Work task:
For this exercise, return all the data exactly as it stands.

++++ Entries provided ++++

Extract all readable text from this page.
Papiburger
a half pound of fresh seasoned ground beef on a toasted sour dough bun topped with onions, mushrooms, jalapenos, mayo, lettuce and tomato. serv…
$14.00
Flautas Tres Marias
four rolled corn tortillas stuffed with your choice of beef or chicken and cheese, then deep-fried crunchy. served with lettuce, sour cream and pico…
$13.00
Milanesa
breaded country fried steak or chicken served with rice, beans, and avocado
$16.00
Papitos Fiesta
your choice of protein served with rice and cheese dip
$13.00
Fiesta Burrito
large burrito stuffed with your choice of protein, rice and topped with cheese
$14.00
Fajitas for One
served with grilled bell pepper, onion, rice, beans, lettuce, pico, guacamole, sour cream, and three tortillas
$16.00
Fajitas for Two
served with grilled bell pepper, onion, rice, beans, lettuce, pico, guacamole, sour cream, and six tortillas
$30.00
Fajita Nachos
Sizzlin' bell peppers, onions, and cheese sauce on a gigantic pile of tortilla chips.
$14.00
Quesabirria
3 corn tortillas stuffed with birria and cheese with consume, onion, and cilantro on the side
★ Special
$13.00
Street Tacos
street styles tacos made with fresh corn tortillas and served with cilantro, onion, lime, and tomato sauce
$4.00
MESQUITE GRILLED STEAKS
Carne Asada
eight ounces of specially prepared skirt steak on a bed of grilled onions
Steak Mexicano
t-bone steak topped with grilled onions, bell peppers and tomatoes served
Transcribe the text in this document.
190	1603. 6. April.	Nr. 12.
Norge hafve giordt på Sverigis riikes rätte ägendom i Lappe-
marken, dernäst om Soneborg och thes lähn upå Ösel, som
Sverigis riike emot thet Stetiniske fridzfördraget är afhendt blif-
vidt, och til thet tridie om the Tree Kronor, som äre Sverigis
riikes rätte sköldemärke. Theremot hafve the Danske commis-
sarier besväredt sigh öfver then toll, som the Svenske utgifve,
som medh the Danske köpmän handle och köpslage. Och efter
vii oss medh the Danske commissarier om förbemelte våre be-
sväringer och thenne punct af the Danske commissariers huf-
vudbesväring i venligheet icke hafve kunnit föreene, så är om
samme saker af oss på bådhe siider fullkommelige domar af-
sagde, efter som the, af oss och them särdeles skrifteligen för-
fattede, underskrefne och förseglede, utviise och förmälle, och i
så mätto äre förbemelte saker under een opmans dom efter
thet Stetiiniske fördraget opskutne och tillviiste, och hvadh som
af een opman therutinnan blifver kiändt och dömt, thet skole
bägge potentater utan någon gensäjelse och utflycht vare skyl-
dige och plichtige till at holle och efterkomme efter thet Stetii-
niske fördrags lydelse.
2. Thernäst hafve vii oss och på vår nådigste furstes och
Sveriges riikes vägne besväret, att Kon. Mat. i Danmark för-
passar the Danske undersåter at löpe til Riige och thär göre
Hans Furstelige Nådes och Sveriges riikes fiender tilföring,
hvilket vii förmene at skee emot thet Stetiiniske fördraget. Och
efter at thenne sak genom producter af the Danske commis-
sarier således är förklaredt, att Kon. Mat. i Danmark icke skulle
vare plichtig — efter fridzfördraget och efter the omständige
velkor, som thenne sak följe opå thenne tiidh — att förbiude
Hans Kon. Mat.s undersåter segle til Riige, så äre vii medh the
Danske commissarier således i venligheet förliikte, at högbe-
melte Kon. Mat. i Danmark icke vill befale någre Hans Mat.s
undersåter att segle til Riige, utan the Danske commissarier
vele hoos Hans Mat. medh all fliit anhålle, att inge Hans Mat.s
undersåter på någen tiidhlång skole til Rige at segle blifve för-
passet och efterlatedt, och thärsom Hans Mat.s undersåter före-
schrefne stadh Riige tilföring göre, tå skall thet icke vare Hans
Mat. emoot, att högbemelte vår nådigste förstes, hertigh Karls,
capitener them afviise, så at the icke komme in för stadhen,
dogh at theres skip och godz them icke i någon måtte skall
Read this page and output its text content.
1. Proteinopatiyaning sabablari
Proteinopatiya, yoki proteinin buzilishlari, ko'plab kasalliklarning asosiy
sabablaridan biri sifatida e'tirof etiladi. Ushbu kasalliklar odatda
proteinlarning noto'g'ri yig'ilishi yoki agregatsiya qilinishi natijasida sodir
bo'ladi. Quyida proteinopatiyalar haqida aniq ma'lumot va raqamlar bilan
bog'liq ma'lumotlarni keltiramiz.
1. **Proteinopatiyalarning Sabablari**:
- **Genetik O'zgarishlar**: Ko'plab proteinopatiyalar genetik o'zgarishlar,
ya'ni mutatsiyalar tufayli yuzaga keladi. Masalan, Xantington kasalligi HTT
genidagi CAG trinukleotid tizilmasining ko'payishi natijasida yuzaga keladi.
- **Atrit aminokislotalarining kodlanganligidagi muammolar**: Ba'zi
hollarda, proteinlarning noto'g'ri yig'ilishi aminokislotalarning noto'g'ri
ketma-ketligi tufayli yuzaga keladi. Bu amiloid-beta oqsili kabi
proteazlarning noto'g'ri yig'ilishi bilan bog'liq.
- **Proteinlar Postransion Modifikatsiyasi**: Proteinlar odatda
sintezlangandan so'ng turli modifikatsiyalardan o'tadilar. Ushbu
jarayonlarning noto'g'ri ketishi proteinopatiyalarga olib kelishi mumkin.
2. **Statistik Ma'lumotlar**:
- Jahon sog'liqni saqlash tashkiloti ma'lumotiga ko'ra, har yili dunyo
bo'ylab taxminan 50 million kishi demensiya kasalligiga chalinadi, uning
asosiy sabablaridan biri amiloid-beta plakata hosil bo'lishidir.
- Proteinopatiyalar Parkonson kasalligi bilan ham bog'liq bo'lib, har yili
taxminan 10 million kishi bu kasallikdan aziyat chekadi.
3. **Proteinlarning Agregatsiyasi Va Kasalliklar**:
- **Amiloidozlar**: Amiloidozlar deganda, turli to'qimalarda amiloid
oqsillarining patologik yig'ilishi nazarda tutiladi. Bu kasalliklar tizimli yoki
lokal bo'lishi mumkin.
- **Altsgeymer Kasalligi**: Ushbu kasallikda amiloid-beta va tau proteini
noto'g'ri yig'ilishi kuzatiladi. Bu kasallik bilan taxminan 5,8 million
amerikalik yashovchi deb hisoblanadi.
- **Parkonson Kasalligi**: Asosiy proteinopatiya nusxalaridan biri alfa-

++++

Exercise result:
Extract all readable text from this page.
Papiburger
a half pound of fresh seasoned ground beef on a toasted sour dough bun topped with onions, mushrooms, jalapenos, mayo, lettuce and tomato. serv…
$14.00
Flautas Tres Marias
four rolled corn tortillas stuffed with your choice of beef or chicken and cheese, then deep-fried crunchy. served with lettuce, sour cream and pico…
$13.00
Milanesa
breaded country fried steak or chicken served with rice, beans, and avocado
$16.00
Papitos Fiesta
your choice of protein served with rice and cheese dip
$13.00
Fiesta Burrito
large burrito stuffed with your choice of protein, rice and topped with cheese
$14.00
Fajitas for One
served with grilled bell pepper, onion, rice, beans, lettuce, pico, guacamole, sour cream, and three tortillas
$16.00
Fajitas for Two
served with grilled bell pepper, onion, rice, beans, lettuce, pico, guacamole, sour cream, and six tortillas
$30.00
Fajita Nachos
Sizzlin' bell peppers, onions, and cheese sauce on a gigantic pile of tortilla chips.
$14.00
Quesabirria
3 corn tortillas stuffed with birria and cheese with consume, onion, and cilantro on the side
★ Special
$13.00
Street Tacos
street styles tacos made with fresh corn tortillas and served with cilantro, onion, lime, and tomato sauce
$4.00
MESQUITE GRILLED STEAKS
Carne Asada
eight ounces of specially prepared skirt steak on a bed of grilled onions
Steak Mexicano
t-bone steak topped with grilled onions, bell peppers and tomatoes served
Transcribe the text in this document.
190	1603. 6. April.	Nr. 12.
Norge hafve giordt på Sverigis riikes rätte ägendom i Lappe-
marken, dernäst om Soneborg och thes lähn upå Ösel, som
Sverigis riike emot thet Stetiniske fridzfördraget är afhendt blif-
vidt, och til thet tridie om the Tree Kronor, som äre Sverigis
riikes rätte sköldemärke. Theremot hafve the Danske commis-
sarier besväredt sigh öfver then toll, som the Svenske utgifve,
som medh the Danske köpmän handle och köpslage. Och efter
vii oss medh the Danske commissarier om förbemelte våre be-
sväringer och thenne punct af the Danske commissariers huf-
vudbesväring i venligheet icke hafve kunnit föreene, så är om
samme saker af oss på bådhe siider fullkommelige domar af-
sagde, efter som the, af oss och them särdeles skrifteligen för-
fattede, underskrefne och förseglede, utviise och förmälle, och i
så mätto äre förbemelte saker under een opmans dom efter
thet Stetiiniske fördraget opskutne och tillviiste, och hvadh som
af een opman therutinnan blifver kiändt och dömt, thet skole
bägge potentater utan någon gensäjelse och utflycht vare skyl-
dige och plichtige till at holle och efterkomme efter thet Stetii-
niske fördrags lydelse.
2. Thernäst hafve vii oss och på vår nådigste furstes och
Sveriges riikes vägne besväret, att Kon. Mat. i Danmark för-
passar the Danske undersåter at löpe til Riige och thär göre
Hans Furstelige Nådes och Sveriges riikes fiender tilföring,
hvilket vii förmene at skee emot thet Stetiiniske fördraget. Och
efter at thenne sak genom producter af the Danske commis-
sarier således är förklaredt, att Kon. Mat. i Danmark icke skulle
vare plichtig — efter fridzfördraget och efter the omständige
velkor, som thenne sak följe opå thenne tiidh — att förbiude
Hans Kon. Mat.s undersåter segle til Riige, så äre vii medh the
Danske commissarier således i venligheet förliikte, at högbe-
melte Kon. Mat. i Danmark icke vill befale någre Hans Mat.s
undersåter att segle til Riige, utan the Danske commissarier
vele hoos Hans Mat. medh all fliit anhålle, att inge Hans Mat.s
undersåter på någen tiidhlång skole til Rige at segle blifve för-
passet och efterlatedt, och thärsom Hans Mat.s undersåter före-
schrefne stadh Riige tilföring göre, tå skall thet icke vare Hans
Mat. emoot, att högbemelte vår nådigste förstes, hertigh Karls,
capitener them afviise, så at the icke komme in för stadhen,
dogh at theres skip och godz them icke i någon måtte skall
Read this page and output its text content.
1. Proteinopatiyaning sabablari
Proteinopatiya, yoki proteinin buzilishlari, ko'plab kasalliklarning asosiy
sabablaridan biri sifatida e'tirof etiladi. Ushbu kasalliklar odatda
proteinlarning noto'g'ri yig'ilishi yoki agregatsiya qilinishi natijasida sodir
bo'ladi. Quyida proteinopatiyalar haqida aniq ma'lumot va raqamlar bilan
bog'liq ma'lumotlarni keltiramiz.
1. **Proteinopatiyalarning Sabablari**:
- **Genetik O'zgarishlar**: Ko'plab proteinopatiyalar genetik o'zgarishlar,
ya'ni mutatsiyalar tufayli yuzaga keladi. Masalan, Xantington kasalligi HTT
genidagi CAG trinukleotid tizilmasining ko'payishi natijasida yuzaga keladi.
- **Atrit aminokislotalarining kodlanganligidagi muammolar**: Ba'zi
hollarda, proteinlarning noto'g'ri yig'ilishi aminokislotalarning noto'g'ri
ketma-ketligi tufayli yuzaga keladi. Bu amiloid-beta oqsili kabi
proteazlarning noto'g'ri yig'ilishi bilan bog'liq.
- **Proteinlar Postransion Modifikatsiyasi**: Proteinlar odatda
sintezlangandan so'ng turli modifikatsiyalardan o'tadilar. Ushbu
jarayonlarning noto'g'ri ketishi proteinopatiyalarga olib kelishi mumkin.
2. **Statistik Ma'lumotlar**:
- Jahon sog'liqni saqlash tashkiloti ma'lumotiga ko'ra, har yili dunyo
bo'ylab taxminan 50 million kishi demensiya kasalligiga chalinadi, uning
asosiy sabablaridan biri amiloid-beta plakata hosil bo'lishidir.
- Proteinopatiyalar Parkonson kasalligi bilan ham bog'liq bo'lib, har yili
taxminan 10 million kishi bu kasallikdan aziyat chekadi.
3. **Proteinlarning Agregatsiyasi Va Kasalliklar**:
- **Amiloidozlar**: Amiloidozlar deganda, turli to'qimalarda amiloid
oqsillarining patologik yig'ilishi nazarda tutiladi. Bu kasalliklar tizimli yoki
lokal bo'lishi mumkin.
- **Altsgeymer Kasalligi**: Ushbu kasallikda amiloid-beta va tau proteini
noto'g'ri yig'ilishi kuzatiladi. Bu kasallik bilan taxminan 5,8 million
amerikalik yashovchi deb hisoblanadi.
- **Parkonson Kasalligi**: Asosiy proteinopatiya nusxalaridan biri alfa-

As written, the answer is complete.